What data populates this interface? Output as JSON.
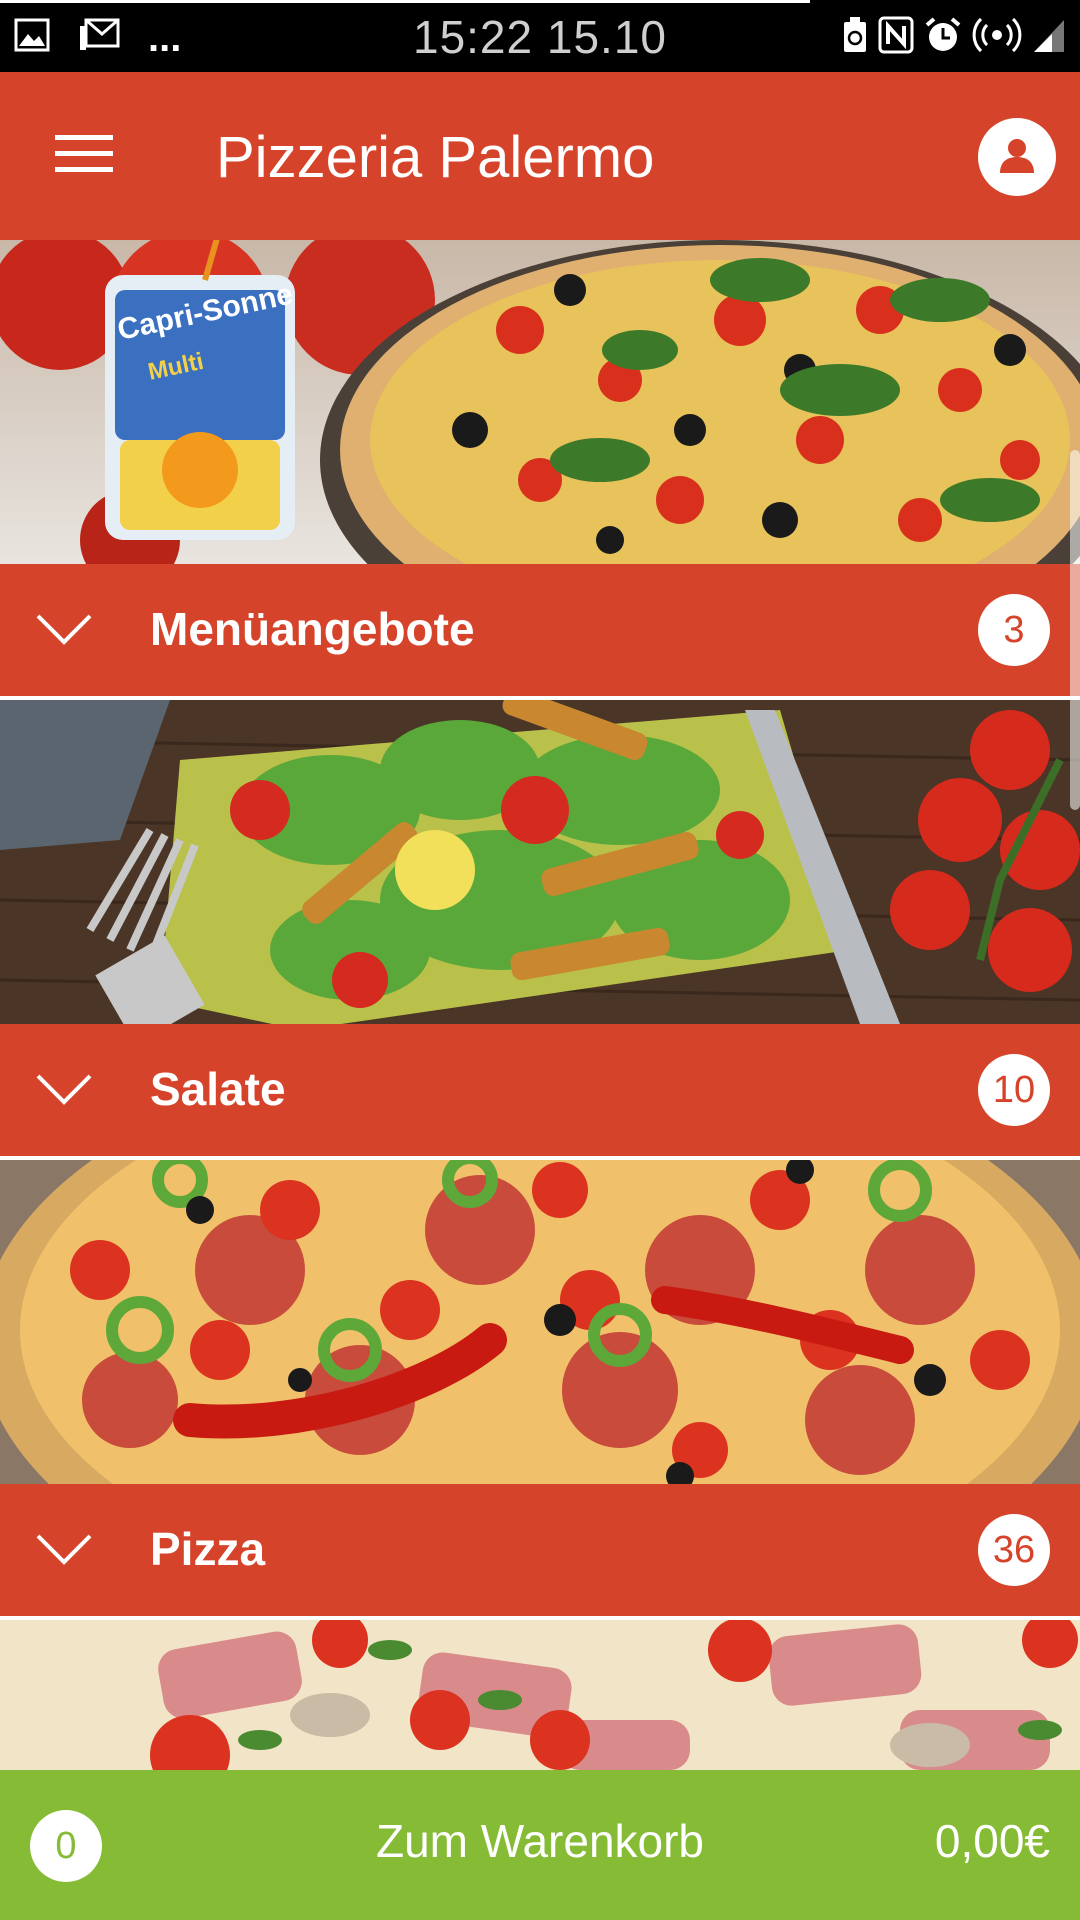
{
  "status_bar": {
    "time": "15:22 15.10",
    "ellipsis": "...",
    "left_icons": [
      "gallery-icon",
      "mail-icon"
    ],
    "right_icons": [
      "recycle-battery-icon",
      "nfc-icon",
      "alarm-icon",
      "hotspot-icon",
      "signal-icon"
    ]
  },
  "app_bar": {
    "title": "Pizzeria Palermo",
    "menu_icon": "hamburger-menu-icon",
    "profile_icon": "user-icon"
  },
  "categories": [
    {
      "label": "Menüangebote",
      "count": "3",
      "image": "drink-and-pizza-photo"
    },
    {
      "label": "Salate",
      "count": "10",
      "image": "salad-photo"
    },
    {
      "label": "Pizza",
      "count": "36",
      "image": "salami-pizza-photo"
    },
    {
      "image": "ham-pizza-photo"
    }
  ],
  "cart": {
    "count": "0",
    "label": "Zum Warenkorb",
    "total": "0,00€"
  },
  "colors": {
    "accent_red": "#d5442a",
    "cart_green": "#86bb35",
    "status_bar": "#000000"
  }
}
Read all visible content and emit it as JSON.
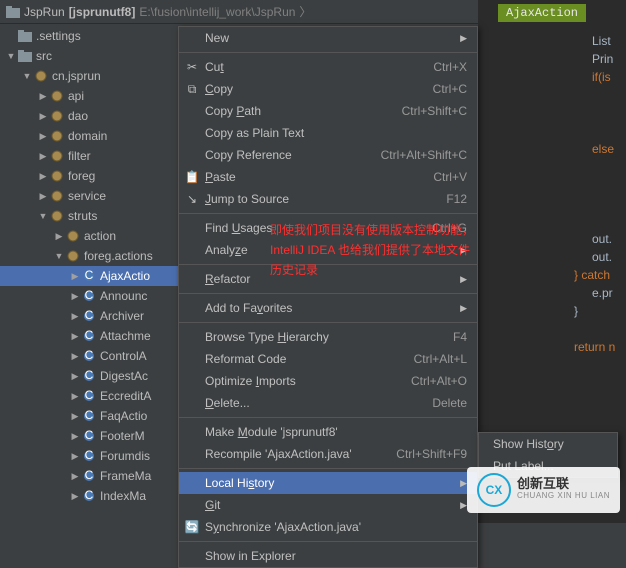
{
  "breadcrumb": {
    "project": "JspRun",
    "module": "[jsprunutf8]",
    "path": "E:\\fusion\\intellij_work\\JspRun"
  },
  "tab_highlight": "AjaxAction",
  "sidebar": {
    "items": [
      {
        "indent": 0,
        "arrow": "none",
        "icon": "dir",
        "label": ".settings"
      },
      {
        "indent": 0,
        "arrow": "down",
        "icon": "dir",
        "label": "src"
      },
      {
        "indent": 1,
        "arrow": "down",
        "icon": "pkg",
        "label": "cn.jsprun"
      },
      {
        "indent": 2,
        "arrow": "right",
        "icon": "pkg",
        "label": "api"
      },
      {
        "indent": 2,
        "arrow": "right",
        "icon": "pkg",
        "label": "dao"
      },
      {
        "indent": 2,
        "arrow": "right",
        "icon": "pkg",
        "label": "domain"
      },
      {
        "indent": 2,
        "arrow": "right",
        "icon": "pkg",
        "label": "filter"
      },
      {
        "indent": 2,
        "arrow": "right",
        "icon": "pkg",
        "label": "foreg"
      },
      {
        "indent": 2,
        "arrow": "right",
        "icon": "pkg",
        "label": "service"
      },
      {
        "indent": 2,
        "arrow": "down",
        "icon": "pkg",
        "label": "struts"
      },
      {
        "indent": 3,
        "arrow": "right",
        "icon": "pkg",
        "label": "action"
      },
      {
        "indent": 3,
        "arrow": "down",
        "icon": "pkg",
        "label": "foreg.actions"
      },
      {
        "indent": 4,
        "arrow": "right",
        "icon": "class",
        "label": "AjaxActio",
        "selected": true
      },
      {
        "indent": 4,
        "arrow": "right",
        "icon": "class",
        "label": "Announc"
      },
      {
        "indent": 4,
        "arrow": "right",
        "icon": "class",
        "label": "Archiver"
      },
      {
        "indent": 4,
        "arrow": "right",
        "icon": "class",
        "label": "Attachme"
      },
      {
        "indent": 4,
        "arrow": "right",
        "icon": "class",
        "label": "ControlA"
      },
      {
        "indent": 4,
        "arrow": "right",
        "icon": "class",
        "label": "DigestAc"
      },
      {
        "indent": 4,
        "arrow": "right",
        "icon": "class",
        "label": "EccreditA"
      },
      {
        "indent": 4,
        "arrow": "right",
        "icon": "class",
        "label": "FaqActio"
      },
      {
        "indent": 4,
        "arrow": "right",
        "icon": "class",
        "label": "FooterM"
      },
      {
        "indent": 4,
        "arrow": "right",
        "icon": "class",
        "label": "Forumdis"
      },
      {
        "indent": 4,
        "arrow": "right",
        "icon": "class",
        "label": "FrameMa"
      },
      {
        "indent": 4,
        "arrow": "right",
        "icon": "class",
        "label": "IndexMa"
      }
    ]
  },
  "context_menu": [
    {
      "type": "item",
      "label": "New",
      "sub": true,
      "icon": ""
    },
    {
      "type": "sep"
    },
    {
      "type": "item",
      "label": "Cut",
      "u": 2,
      "shortcut": "Ctrl+X",
      "icon": "✂"
    },
    {
      "type": "item",
      "label": "Copy",
      "u": 0,
      "shortcut": "Ctrl+C",
      "icon": "⧉"
    },
    {
      "type": "item",
      "label": "Copy Path",
      "u": 5,
      "shortcut": "Ctrl+Shift+C",
      "icon": ""
    },
    {
      "type": "item",
      "label": "Copy as Plain Text",
      "icon": ""
    },
    {
      "type": "item",
      "label": "Copy Reference",
      "shortcut": "Ctrl+Alt+Shift+C",
      "icon": ""
    },
    {
      "type": "item",
      "label": "Paste",
      "u": 0,
      "shortcut": "Ctrl+V",
      "icon": "📋"
    },
    {
      "type": "item",
      "label": "Jump to Source",
      "u": 0,
      "shortcut": "F12",
      "icon": "↘"
    },
    {
      "type": "sep"
    },
    {
      "type": "item",
      "label": "Find Usages",
      "u": 5,
      "shortcut": "Ctrl+G",
      "icon": ""
    },
    {
      "type": "item",
      "label": "Analyze",
      "u": 5,
      "sub": true,
      "icon": ""
    },
    {
      "type": "sep"
    },
    {
      "type": "item",
      "label": "Refactor",
      "u": 0,
      "sub": true,
      "icon": ""
    },
    {
      "type": "sep"
    },
    {
      "type": "item",
      "label": "Add to Favorites",
      "u": 9,
      "sub": true,
      "icon": ""
    },
    {
      "type": "sep"
    },
    {
      "type": "item",
      "label": "Browse Type Hierarchy",
      "u": 12,
      "shortcut": "F4",
      "icon": ""
    },
    {
      "type": "item",
      "label": "Reformat Code",
      "shortcut": "Ctrl+Alt+L",
      "icon": ""
    },
    {
      "type": "item",
      "label": "Optimize Imports",
      "u": 9,
      "shortcut": "Ctrl+Alt+O",
      "icon": ""
    },
    {
      "type": "item",
      "label": "Delete...",
      "u": 0,
      "shortcut": "Delete",
      "icon": ""
    },
    {
      "type": "sep"
    },
    {
      "type": "item",
      "label": "Make Module 'jsprunutf8'",
      "u": 5,
      "icon": ""
    },
    {
      "type": "item",
      "label": "Recompile 'AjaxAction.java'",
      "shortcut": "Ctrl+Shift+F9",
      "icon": ""
    },
    {
      "type": "sep"
    },
    {
      "type": "item",
      "label": "Local History",
      "u": 8,
      "sub": true,
      "highlighted": true,
      "icon": ""
    },
    {
      "type": "item",
      "label": "Git",
      "u": 0,
      "sub": true,
      "icon": ""
    },
    {
      "type": "item",
      "label": "Synchronize 'AjaxAction.java'",
      "u": 1,
      "icon": "🔄"
    },
    {
      "type": "sep"
    },
    {
      "type": "item",
      "label": "Show in Explorer",
      "icon": ""
    }
  ],
  "submenu": [
    {
      "label": "Show History",
      "u": 9
    },
    {
      "label": "Put Label..."
    }
  ],
  "code_lines": [
    {
      "t": "List",
      "cls": ""
    },
    {
      "t": "Prin",
      "cls": ""
    },
    {
      "t": "if(is",
      "cls": "kw"
    },
    {
      "t": "",
      "cls": ""
    },
    {
      "t": "",
      "cls": ""
    },
    {
      "t": "",
      "cls": ""
    },
    {
      "t": "else",
      "cls": "kw"
    },
    {
      "t": "",
      "cls": ""
    },
    {
      "t": "",
      "cls": ""
    },
    {
      "t": "",
      "cls": ""
    },
    {
      "t": "",
      "cls": ""
    },
    {
      "t": "out.",
      "cls": ""
    },
    {
      "t": "out.",
      "cls": ""
    },
    {
      "t": "} catch",
      "cls": "kw",
      "off": -18
    },
    {
      "t": "e.pr",
      "cls": ""
    },
    {
      "t": "}",
      "cls": "",
      "off": -18
    },
    {
      "t": "",
      "cls": ""
    },
    {
      "t": "return n",
      "cls": "kw",
      "off": -18
    }
  ],
  "annotation": {
    "line1": "即使我们项目没有使用版本控制功能，",
    "line2": "IntelliJ IDEA 也给我们提供了本地文件",
    "line3": "历史记录"
  },
  "logo": {
    "cn": "创新互联",
    "py": "CHUANG XIN HU LIAN"
  }
}
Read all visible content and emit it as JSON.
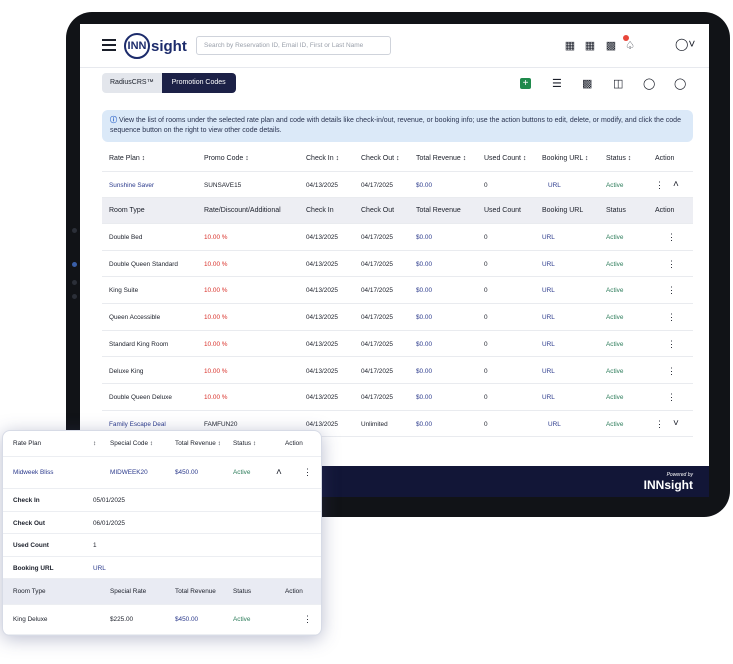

══════

Exercise task ->
Report every line containing the word "shortcut" from the listing above.

Solved problem ->
      "shortcut": "Ctrl+X",
      "shortcut": "Ctrl+C",
      "shortcut": "Ctrl+Shift+C",
      "shortcut": "Ctrl+Alt+Shift+C",
      "shortcut": "Ctrl+V",
      "shortcut": "F12",
      "shortcut": "Ctrl+G",
      "shortcut": "F4",
      "shortcut": "Ctrl+Alt+L",
      "shortcut": "Ctrl+Alt+O",
      "shortcut": "Delete",
      "shortcut": "Ctrl+Shift+F9",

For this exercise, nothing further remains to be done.